What needs to be done: Could you write out the items word for word, starting with the first line and stopping after the line that contains "section-heading: 电脑维护合同 1"?

The records:

+--

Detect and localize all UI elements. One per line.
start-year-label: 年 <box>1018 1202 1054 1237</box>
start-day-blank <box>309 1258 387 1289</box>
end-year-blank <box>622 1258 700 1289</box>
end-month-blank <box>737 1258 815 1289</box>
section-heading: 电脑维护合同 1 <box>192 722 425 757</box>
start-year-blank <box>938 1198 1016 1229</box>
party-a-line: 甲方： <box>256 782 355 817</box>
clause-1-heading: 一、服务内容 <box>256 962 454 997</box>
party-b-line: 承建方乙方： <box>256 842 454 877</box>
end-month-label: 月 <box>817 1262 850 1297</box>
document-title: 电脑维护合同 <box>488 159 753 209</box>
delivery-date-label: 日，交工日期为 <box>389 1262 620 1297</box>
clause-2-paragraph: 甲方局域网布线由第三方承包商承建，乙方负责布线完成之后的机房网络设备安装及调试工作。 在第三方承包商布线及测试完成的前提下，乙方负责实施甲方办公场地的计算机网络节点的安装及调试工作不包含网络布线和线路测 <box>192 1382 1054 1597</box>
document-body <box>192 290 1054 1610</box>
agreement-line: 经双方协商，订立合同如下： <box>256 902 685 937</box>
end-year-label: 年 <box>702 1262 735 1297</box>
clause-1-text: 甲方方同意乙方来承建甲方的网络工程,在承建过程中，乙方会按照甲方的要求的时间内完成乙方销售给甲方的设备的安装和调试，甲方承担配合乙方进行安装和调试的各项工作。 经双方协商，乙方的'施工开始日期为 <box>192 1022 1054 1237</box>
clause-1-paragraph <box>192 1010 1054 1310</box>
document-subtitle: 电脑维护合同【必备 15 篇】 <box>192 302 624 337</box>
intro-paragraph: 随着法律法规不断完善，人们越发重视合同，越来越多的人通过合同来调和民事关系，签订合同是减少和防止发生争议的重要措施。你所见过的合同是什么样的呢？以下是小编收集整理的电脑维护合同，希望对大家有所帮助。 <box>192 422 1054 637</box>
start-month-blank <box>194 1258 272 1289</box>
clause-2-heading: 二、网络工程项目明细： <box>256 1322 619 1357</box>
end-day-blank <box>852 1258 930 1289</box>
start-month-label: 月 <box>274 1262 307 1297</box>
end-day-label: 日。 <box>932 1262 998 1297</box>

+--

Correct response:
Detect and localize all UI elements. One per line.
start-year-label: 年 <box>1018 1202 1054 1237</box>
start-day-blank <box>309 1258 387 1289</box>
end-year-blank <box>622 1258 700 1289</box>
end-month-blank <box>737 1258 815 1289</box>
section-heading: 电脑维护合同 1 <box>192 722 425 757</box>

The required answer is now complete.